— begin Extracted data —

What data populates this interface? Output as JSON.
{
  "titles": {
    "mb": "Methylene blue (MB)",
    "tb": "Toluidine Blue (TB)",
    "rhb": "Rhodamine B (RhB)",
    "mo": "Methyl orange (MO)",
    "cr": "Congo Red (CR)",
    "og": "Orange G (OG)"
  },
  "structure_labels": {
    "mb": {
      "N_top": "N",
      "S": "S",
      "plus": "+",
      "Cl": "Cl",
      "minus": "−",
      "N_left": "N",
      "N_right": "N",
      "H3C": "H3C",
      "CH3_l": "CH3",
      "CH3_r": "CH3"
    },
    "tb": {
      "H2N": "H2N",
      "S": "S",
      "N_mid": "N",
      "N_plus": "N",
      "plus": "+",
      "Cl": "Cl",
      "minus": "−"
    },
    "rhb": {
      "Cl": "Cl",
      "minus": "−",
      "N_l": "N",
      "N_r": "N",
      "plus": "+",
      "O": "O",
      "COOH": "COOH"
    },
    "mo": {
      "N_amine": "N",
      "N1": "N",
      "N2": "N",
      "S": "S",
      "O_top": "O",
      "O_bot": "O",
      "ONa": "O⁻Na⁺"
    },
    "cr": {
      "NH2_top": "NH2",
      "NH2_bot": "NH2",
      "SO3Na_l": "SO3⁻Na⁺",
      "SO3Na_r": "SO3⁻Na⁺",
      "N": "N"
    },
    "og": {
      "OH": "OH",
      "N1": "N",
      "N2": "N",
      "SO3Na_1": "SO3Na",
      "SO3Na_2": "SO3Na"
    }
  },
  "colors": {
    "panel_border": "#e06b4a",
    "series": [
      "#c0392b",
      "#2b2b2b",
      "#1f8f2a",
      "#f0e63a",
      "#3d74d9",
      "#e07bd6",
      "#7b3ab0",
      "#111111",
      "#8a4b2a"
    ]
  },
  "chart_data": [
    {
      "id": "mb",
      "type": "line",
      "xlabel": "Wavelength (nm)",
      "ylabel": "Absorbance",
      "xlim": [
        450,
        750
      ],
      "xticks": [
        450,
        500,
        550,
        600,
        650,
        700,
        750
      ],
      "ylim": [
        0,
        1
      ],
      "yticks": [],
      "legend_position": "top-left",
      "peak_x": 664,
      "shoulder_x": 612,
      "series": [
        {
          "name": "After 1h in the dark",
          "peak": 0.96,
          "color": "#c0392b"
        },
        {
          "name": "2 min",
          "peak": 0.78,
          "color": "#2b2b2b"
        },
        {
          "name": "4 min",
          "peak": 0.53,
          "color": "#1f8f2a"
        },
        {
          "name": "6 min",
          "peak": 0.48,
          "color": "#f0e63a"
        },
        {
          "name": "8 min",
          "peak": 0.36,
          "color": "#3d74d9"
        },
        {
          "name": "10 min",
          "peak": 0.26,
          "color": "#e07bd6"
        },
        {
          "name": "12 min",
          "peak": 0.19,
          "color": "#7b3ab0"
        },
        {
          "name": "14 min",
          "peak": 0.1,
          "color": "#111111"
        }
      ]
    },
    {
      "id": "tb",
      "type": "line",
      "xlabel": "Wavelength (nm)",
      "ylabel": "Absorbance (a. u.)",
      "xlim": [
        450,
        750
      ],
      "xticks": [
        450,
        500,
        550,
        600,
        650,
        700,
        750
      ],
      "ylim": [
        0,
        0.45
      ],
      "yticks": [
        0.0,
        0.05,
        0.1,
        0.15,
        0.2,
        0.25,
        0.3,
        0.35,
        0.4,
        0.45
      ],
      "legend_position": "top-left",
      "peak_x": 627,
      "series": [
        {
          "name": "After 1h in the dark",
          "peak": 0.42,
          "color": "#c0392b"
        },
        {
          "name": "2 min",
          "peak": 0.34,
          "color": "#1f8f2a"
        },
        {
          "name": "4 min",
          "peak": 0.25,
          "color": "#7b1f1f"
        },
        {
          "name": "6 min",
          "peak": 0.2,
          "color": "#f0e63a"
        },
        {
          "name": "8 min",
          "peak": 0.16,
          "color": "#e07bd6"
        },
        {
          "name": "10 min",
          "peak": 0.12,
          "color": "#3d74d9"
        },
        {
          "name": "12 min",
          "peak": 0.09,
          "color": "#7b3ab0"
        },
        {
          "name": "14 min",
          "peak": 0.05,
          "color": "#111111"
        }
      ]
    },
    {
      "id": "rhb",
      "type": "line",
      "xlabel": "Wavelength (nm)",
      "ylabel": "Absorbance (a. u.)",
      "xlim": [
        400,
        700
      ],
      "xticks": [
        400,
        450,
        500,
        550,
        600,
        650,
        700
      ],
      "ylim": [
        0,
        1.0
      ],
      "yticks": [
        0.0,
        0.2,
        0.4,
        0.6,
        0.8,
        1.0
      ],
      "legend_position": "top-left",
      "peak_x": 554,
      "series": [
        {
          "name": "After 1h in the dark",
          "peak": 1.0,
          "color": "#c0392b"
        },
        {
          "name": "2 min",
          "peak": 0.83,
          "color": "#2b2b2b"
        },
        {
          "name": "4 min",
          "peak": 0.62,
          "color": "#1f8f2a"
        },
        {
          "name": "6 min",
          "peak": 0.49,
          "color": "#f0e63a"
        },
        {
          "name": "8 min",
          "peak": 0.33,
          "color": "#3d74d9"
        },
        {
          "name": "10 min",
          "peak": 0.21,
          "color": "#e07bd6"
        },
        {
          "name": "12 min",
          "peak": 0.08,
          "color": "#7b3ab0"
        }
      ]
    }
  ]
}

— end Extracted data —

> [Given request]
Return the listing above in full, character for character.

> [Exercise solution]
What data populates this interface? Output as JSON.
{
  "titles": {
    "mb": "Methylene blue (MB)",
    "tb": "Toluidine Blue (TB)",
    "rhb": "Rhodamine B (RhB)",
    "mo": "Methyl orange (MO)",
    "cr": "Congo Red (CR)",
    "og": "Orange G (OG)"
  },
  "structure_labels": {
    "mb": {
      "N_top": "N",
      "S": "S",
      "plus": "+",
      "Cl": "Cl",
      "minus": "−",
      "N_left": "N",
      "N_right": "N",
      "H3C": "H3C",
      "CH3_l": "CH3",
      "CH3_r": "CH3"
    },
    "tb": {
      "H2N": "H2N",
      "S": "S",
      "N_mid": "N",
      "N_plus": "N",
      "plus": "+",
      "Cl": "Cl",
      "minus": "−"
    },
    "rhb": {
      "Cl": "Cl",
      "minus": "−",
      "N_l": "N",
      "N_r": "N",
      "plus": "+",
      "O": "O",
      "COOH": "COOH"
    },
    "mo": {
      "N_amine": "N",
      "N1": "N",
      "N2": "N",
      "S": "S",
      "O_top": "O",
      "O_bot": "O",
      "ONa": "O⁻Na⁺"
    },
    "cr": {
      "NH2_top": "NH2",
      "NH2_bot": "NH2",
      "SO3Na_l": "SO3⁻Na⁺",
      "SO3Na_r": "SO3⁻Na⁺",
      "N": "N"
    },
    "og": {
      "OH": "OH",
      "N1": "N",
      "N2": "N",
      "SO3Na_1": "SO3Na",
      "SO3Na_2": "SO3Na"
    }
  },
  "colors": {
    "panel_border": "#e06b4a",
    "series": [
      "#c0392b",
      "#2b2b2b",
      "#1f8f2a",
      "#f0e63a",
      "#3d74d9",
      "#e07bd6",
      "#7b3ab0",
      "#111111",
      "#8a4b2a"
    ]
  },
  "chart_data": [
    {
      "id": "mb",
      "type": "line",
      "xlabel": "Wavelength (nm)",
      "ylabel": "Absorbance",
      "xlim": [
        450,
        750
      ],
      "xticks": [
        450,
        500,
        550,
        600,
        650,
        700,
        750
      ],
      "ylim": [
        0,
        1
      ],
      "yticks": [],
      "legend_position": "top-left",
      "peak_x": 664,
      "shoulder_x": 612,
      "series": [
        {
          "name": "After 1h in the dark",
          "peak": 0.96,
          "color": "#c0392b"
        },
        {
          "name": "2 min",
          "peak": 0.78,
          "color": "#2b2b2b"
        },
        {
          "name": "4 min",
          "peak": 0.53,
          "color": "#1f8f2a"
        },
        {
          "name": "6 min",
          "peak": 0.48,
          "color": "#f0e63a"
        },
        {
          "name": "8 min",
          "peak": 0.36,
          "color": "#3d74d9"
        },
        {
          "name": "10 min",
          "peak": 0.26,
          "color": "#e07bd6"
        },
        {
          "name": "12 min",
          "peak": 0.19,
          "color": "#7b3ab0"
        },
        {
          "name": "14 min",
          "peak": 0.1,
          "color": "#111111"
        }
      ]
    },
    {
      "id": "tb",
      "type": "line",
      "xlabel": "Wavelength (nm)",
      "ylabel": "Absorbance (a. u.)",
      "xlim": [
        450,
        750
      ],
      "xticks": [
        450,
        500,
        550,
        600,
        650,
        700,
        750
      ],
      "ylim": [
        0,
        0.45
      ],
      "yticks": [
        0.0,
        0.05,
        0.1,
        0.15,
        0.2,
        0.25,
        0.3,
        0.35,
        0.4,
        0.45
      ],
      "legend_position": "top-left",
      "peak_x": 627,
      "series": [
        {
          "name": "After 1h in the dark",
          "peak": 0.42,
          "color": "#c0392b"
        },
        {
          "name": "2 min",
          "peak": 0.34,
          "color": "#1f8f2a"
        },
        {
          "name": "4 min",
          "peak": 0.25,
          "color": "#7b1f1f"
        },
        {
          "name": "6 min",
          "peak": 0.2,
          "color": "#f0e63a"
        },
        {
          "name": "8 min",
          "peak": 0.16,
          "color": "#e07bd6"
        },
        {
          "name": "10 min",
          "peak": 0.12,
          "color": "#3d74d9"
        },
        {
          "name": "12 min",
          "peak": 0.09,
          "color": "#7b3ab0"
        },
        {
          "name": "14 min",
          "peak": 0.05,
          "color": "#111111"
        }
      ]
    },
    {
      "id": "rhb",
      "type": "line",
      "xlabel": "Wavelength (nm)",
      "ylabel": "Absorbance (a. u.)",
      "xlim": [
        400,
        700
      ],
      "xticks": [
        400,
        450,
        500,
        550,
        600,
        650,
        700
      ],
      "ylim": [
        0,
        1.0
      ],
      "yticks": [
        0.0,
        0.2,
        0.4,
        0.6,
        0.8,
        1.0
      ],
      "legend_position": "top-left",
      "peak_x": 554,
      "series": [
        {
          "name": "After 1h in the dark",
          "peak": 1.0,
          "color": "#c0392b"
        },
        {
          "name": "2 min",
          "peak": 0.83,
          "color": "#2b2b2b"
        },
        {
          "name": "4 min",
          "peak": 0.62,
          "color": "#1f8f2a"
        },
        {
          "name": "6 min",
          "peak": 0.49,
          "color": "#f0e63a"
        },
        {
          "name": "8 min",
          "peak": 0.33,
          "color": "#3d74d9"
        },
        {
          "name": "10 min",
          "peak": 0.21,
          "color": "#e07bd6"
        },
        {
          "name": "12 min",
          "peak": 0.08,
          "color": "#7b3ab0"
        }
      ]
    }
  ]
}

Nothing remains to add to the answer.